Gather each line containing the string "patient" from these entries.

________

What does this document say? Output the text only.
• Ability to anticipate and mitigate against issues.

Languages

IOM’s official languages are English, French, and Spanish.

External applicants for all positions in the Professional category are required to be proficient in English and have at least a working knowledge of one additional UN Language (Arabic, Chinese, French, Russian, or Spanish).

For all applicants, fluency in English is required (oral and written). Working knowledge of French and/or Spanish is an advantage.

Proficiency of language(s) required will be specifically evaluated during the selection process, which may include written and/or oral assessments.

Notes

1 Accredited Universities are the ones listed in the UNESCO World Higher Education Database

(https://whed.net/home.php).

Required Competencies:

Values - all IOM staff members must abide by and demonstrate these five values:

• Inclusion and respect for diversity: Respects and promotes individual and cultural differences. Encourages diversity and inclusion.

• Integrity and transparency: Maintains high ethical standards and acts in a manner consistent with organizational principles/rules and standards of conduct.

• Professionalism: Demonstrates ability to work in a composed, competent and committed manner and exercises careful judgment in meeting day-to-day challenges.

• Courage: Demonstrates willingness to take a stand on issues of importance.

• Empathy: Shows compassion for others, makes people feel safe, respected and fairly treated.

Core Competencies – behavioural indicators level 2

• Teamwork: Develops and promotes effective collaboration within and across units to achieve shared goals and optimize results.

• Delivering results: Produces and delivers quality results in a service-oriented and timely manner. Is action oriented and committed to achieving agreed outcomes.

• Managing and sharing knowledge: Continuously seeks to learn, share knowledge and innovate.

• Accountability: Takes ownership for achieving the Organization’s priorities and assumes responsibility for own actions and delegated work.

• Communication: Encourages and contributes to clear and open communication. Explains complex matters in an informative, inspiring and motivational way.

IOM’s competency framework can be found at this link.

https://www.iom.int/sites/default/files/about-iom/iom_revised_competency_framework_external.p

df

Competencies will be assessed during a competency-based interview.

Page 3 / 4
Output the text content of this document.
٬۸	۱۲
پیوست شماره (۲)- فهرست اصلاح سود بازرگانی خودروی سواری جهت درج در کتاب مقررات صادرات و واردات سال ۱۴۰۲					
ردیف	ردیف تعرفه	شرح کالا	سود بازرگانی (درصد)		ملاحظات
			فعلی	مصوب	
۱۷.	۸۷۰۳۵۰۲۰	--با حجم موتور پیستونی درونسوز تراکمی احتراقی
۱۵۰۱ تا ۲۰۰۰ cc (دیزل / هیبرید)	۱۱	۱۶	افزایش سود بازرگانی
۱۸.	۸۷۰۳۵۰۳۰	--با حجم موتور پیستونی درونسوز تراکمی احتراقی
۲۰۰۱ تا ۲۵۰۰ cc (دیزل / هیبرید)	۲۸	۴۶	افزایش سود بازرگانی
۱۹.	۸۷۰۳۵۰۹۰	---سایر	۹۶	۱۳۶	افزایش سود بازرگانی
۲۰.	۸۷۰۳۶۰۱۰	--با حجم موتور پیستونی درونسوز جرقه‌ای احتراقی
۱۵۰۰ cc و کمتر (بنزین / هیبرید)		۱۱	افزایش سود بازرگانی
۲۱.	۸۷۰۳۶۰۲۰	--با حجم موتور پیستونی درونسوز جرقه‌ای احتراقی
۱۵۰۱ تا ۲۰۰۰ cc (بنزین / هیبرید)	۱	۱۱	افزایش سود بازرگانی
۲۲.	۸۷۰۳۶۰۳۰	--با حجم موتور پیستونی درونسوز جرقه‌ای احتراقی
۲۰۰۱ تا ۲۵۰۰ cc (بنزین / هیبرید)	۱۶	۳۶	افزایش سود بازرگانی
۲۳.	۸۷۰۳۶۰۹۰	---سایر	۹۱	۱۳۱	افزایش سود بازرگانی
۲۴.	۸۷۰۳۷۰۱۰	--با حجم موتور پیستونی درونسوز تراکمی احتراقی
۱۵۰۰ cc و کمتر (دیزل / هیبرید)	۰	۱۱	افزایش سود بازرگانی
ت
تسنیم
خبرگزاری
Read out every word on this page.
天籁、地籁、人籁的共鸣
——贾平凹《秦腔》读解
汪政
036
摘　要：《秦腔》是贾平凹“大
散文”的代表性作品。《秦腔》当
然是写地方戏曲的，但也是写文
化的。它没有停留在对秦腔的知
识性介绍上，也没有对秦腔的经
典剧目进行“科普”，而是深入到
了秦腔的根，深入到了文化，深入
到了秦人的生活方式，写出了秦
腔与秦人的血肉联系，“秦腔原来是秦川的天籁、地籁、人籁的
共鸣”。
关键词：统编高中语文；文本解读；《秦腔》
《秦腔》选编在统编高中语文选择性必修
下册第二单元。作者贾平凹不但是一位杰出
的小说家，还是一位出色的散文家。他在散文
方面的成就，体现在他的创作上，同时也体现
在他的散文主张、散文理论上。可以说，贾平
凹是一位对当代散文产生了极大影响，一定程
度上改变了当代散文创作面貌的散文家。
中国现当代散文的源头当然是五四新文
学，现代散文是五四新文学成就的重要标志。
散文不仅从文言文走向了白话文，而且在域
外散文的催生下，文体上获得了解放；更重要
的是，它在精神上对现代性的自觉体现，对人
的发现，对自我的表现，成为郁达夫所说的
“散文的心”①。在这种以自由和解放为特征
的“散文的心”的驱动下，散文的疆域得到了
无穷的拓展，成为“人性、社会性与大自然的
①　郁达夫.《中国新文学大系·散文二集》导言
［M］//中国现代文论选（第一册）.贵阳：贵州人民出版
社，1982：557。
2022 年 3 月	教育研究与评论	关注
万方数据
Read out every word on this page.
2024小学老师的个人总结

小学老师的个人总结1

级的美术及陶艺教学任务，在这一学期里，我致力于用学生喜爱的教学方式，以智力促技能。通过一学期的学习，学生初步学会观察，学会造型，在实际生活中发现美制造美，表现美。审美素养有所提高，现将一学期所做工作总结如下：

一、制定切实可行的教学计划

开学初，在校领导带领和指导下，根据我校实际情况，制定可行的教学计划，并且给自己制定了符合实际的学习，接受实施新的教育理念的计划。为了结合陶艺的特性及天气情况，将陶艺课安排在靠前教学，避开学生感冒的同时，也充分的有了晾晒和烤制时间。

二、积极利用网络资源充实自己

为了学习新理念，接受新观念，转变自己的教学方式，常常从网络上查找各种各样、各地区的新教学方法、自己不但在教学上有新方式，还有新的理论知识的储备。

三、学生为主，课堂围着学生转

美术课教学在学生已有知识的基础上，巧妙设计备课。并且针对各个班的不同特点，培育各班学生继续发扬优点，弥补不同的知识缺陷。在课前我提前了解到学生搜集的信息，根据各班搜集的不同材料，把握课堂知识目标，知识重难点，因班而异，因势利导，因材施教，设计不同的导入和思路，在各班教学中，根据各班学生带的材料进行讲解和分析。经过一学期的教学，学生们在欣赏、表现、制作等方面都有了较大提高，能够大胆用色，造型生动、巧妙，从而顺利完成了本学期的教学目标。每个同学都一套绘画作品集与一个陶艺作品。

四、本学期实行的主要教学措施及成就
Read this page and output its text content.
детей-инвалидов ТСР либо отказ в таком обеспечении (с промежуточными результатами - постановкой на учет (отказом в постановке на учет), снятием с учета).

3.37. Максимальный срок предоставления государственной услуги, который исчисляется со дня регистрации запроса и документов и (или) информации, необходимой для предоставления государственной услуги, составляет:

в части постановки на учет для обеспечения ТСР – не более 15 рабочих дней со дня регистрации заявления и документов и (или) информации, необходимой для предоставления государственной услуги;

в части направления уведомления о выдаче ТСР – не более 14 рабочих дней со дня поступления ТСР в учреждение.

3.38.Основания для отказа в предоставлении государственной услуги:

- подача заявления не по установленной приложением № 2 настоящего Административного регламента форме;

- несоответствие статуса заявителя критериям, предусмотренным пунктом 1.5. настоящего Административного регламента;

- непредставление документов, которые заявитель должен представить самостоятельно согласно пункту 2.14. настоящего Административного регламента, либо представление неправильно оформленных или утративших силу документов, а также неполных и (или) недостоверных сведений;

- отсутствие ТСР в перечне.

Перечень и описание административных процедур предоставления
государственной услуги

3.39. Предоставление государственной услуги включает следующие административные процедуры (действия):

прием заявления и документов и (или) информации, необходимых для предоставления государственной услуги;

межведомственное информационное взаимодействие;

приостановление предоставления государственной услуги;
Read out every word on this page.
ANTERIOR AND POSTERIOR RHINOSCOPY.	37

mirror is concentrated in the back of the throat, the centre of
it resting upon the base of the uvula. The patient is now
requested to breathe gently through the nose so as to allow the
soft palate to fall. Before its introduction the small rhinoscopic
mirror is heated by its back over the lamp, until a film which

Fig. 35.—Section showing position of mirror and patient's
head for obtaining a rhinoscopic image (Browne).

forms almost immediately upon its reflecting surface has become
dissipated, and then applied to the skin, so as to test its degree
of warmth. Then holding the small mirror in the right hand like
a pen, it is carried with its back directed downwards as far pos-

________

## Result for this exercise
it resting upon the base of the uvula. The patient is now
Fig. 35.—Section showing position of mirror and patient's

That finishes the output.